| Activity |
Please mark each statement yes or no according to the text on encrypting features, and quote the words of the text that decide it: (a) The random number generator seed used was 12345. (b) Only the encryption key, not the seed, must be protected from unauthorized access. (c) The features are encrypted by calling cypher with the value 12345.

| Text provided |
——————————
It is worth noting that the seed parameter of the random number generator, as well as the encryption key, must be protected from unauthorized access.

## Checking the quality of linear regression. Studying the R2 score

In [12]:
# So we have the initial data.
# We broke it down into target and other features.
# Encrypt signs.
encrypted_features, key = cypher(features, 12345)
# Let's see what the encrypted data looks like.
display(encrypted_features)
# Let's see what the encryption key looks like.
display(key)

Random number generator seed used 12345
Encryption key
[[-1.97240014  1.76004024 -0.08309671  1.22285233]
 [ 0.14111106  0.32873452  1.02824721 -1.27752175]
 [ 0.8908452   0.90302415 -0.59501472 -0.23290483]
 [ 1.02530945 -1.81039816  0.24787878  0.46192295]]


Unnamed: 0,Пол,Возраст,Зарплата,Члены семьи
0,33385.629848,46727.480145,12338.757310,47073.723967
1,25583.387949,35803.914219,9461.301198,36066.960022
2,14139.219101,19787.511775,5230.510961,19931.919480
3,28063.474811,39280.360370,10365.294463,39574.038409
4,17570.111152,24590.690332,6496.763162,24771.702875
...,...,...,...,...
4995,24029.676314,33631.872876,8880.008337,33882.058637
4996,35266.381669,49361.881712,13028.859784,49728.607798
4997,22815.586558,31933.965207,8428.379580,32172.578691
4998,22009.956098,30804.880053,8132.920545,31035.857511


array([[-1.97240014,  1.76004024, -0.08309671,  1.22285233],
       [ 0.14111106,  0.32873452,  1.02824721, -1.27752175],
       [ 0.8908452 ,  0.90302415, -0.59501472, -0.23290483],
       [ 1.02530945, -1.81039816,  0.24787878,  0.46192295]])
——————————
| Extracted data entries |

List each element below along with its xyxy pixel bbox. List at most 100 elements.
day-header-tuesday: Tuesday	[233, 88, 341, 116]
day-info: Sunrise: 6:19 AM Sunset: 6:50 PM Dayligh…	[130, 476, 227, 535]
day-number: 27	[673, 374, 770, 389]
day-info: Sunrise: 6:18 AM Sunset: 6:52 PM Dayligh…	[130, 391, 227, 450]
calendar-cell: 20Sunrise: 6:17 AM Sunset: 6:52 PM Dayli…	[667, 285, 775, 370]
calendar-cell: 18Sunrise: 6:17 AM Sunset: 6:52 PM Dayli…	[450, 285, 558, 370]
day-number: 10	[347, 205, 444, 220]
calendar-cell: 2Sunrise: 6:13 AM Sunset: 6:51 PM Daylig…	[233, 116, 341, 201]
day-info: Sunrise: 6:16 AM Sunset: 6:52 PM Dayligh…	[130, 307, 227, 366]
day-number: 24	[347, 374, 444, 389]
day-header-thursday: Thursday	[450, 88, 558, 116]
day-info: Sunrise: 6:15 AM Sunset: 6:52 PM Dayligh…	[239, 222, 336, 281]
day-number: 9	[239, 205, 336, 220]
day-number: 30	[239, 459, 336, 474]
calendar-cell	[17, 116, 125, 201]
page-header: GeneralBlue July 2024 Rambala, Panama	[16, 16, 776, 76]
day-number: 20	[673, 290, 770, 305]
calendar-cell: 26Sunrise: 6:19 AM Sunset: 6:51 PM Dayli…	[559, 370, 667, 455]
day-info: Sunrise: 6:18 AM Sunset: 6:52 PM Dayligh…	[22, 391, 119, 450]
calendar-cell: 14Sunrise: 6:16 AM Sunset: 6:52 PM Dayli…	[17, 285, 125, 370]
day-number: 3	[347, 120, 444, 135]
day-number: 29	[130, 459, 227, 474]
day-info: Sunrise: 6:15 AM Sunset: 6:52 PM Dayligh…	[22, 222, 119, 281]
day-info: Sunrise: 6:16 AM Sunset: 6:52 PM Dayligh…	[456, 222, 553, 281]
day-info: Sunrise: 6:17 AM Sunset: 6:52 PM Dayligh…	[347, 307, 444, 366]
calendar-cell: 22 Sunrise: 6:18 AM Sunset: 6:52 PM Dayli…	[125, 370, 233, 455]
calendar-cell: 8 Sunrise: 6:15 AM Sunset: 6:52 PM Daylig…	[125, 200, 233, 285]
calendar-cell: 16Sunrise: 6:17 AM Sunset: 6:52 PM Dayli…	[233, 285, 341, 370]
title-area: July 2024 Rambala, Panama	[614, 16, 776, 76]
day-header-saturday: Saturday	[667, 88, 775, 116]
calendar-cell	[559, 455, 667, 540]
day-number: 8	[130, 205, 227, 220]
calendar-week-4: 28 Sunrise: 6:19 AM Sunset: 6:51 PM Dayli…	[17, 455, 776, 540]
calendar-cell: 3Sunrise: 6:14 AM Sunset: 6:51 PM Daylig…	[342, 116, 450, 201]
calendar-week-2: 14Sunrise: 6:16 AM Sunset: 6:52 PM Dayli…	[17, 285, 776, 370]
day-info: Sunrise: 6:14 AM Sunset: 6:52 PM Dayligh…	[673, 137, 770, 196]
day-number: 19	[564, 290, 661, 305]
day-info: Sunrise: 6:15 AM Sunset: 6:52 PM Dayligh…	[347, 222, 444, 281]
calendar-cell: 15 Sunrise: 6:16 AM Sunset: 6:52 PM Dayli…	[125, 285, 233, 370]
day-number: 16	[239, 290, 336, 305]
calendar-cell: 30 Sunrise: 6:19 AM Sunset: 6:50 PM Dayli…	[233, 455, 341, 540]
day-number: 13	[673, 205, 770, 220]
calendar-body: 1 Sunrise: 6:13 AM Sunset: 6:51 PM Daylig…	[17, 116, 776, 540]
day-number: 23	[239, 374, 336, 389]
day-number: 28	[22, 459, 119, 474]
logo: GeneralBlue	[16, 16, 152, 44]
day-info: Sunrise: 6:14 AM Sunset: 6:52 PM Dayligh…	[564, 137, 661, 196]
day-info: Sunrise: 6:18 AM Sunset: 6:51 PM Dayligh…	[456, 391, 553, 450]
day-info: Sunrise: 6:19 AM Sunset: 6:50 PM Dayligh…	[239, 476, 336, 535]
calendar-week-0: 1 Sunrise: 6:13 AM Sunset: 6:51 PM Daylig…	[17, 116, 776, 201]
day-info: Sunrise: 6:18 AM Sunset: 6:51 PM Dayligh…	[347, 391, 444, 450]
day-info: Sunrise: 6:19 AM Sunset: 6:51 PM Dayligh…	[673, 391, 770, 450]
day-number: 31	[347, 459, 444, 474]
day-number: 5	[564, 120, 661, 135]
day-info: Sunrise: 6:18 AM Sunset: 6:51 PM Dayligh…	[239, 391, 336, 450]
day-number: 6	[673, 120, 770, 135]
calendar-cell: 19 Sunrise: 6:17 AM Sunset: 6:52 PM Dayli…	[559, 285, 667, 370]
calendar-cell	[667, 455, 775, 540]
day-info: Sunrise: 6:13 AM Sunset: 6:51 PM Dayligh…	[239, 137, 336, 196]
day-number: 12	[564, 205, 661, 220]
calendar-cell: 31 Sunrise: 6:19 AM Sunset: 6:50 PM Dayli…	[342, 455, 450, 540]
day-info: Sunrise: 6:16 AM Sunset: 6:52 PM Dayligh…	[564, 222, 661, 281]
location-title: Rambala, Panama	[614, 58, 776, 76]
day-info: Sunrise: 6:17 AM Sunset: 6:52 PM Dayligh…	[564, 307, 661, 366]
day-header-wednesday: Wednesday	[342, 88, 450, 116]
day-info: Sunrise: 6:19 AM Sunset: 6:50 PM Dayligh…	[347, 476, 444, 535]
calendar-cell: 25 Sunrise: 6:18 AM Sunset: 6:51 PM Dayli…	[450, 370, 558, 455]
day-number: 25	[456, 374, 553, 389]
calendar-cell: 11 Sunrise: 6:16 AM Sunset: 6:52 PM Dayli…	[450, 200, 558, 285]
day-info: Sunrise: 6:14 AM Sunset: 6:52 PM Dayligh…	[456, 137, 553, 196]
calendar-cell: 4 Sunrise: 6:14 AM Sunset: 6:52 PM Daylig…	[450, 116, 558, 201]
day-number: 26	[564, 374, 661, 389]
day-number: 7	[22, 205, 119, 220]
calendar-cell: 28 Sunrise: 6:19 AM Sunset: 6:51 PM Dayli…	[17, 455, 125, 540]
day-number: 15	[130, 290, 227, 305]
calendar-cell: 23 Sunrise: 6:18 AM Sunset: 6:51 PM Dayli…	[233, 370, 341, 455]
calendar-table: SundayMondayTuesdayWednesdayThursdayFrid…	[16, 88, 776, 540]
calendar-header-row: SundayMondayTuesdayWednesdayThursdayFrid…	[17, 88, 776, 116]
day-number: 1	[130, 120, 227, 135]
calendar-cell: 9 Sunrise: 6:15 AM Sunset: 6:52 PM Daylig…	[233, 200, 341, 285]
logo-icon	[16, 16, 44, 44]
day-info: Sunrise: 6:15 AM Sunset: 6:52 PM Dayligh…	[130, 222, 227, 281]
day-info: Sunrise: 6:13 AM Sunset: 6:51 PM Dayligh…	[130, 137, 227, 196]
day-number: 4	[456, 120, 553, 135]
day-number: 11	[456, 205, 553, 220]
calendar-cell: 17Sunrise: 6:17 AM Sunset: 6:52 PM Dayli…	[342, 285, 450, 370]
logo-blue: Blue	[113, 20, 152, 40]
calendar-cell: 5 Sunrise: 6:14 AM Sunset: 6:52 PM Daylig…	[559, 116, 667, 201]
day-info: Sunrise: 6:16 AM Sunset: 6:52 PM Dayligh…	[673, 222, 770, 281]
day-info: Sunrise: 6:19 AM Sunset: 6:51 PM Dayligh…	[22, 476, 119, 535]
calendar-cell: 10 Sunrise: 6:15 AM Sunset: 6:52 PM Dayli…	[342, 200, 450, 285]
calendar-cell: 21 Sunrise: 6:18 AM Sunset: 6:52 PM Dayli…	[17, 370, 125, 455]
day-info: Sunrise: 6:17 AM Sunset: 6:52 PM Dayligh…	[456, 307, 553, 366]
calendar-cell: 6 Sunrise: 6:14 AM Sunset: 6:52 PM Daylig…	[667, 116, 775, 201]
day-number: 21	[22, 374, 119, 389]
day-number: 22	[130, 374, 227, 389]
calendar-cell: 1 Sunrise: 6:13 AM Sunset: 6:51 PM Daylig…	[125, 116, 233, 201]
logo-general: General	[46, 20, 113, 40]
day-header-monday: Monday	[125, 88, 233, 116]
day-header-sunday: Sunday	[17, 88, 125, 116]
——————————
| Output for this exercise |
(a) Yes: "Random number generator seed used 12345"
(b) No: "the seed parameter of the random number generator, as well as the encryption key, must be protected from unauthorized access."
(c) Yes: "encrypted_features, key = cypher(features, 12345)"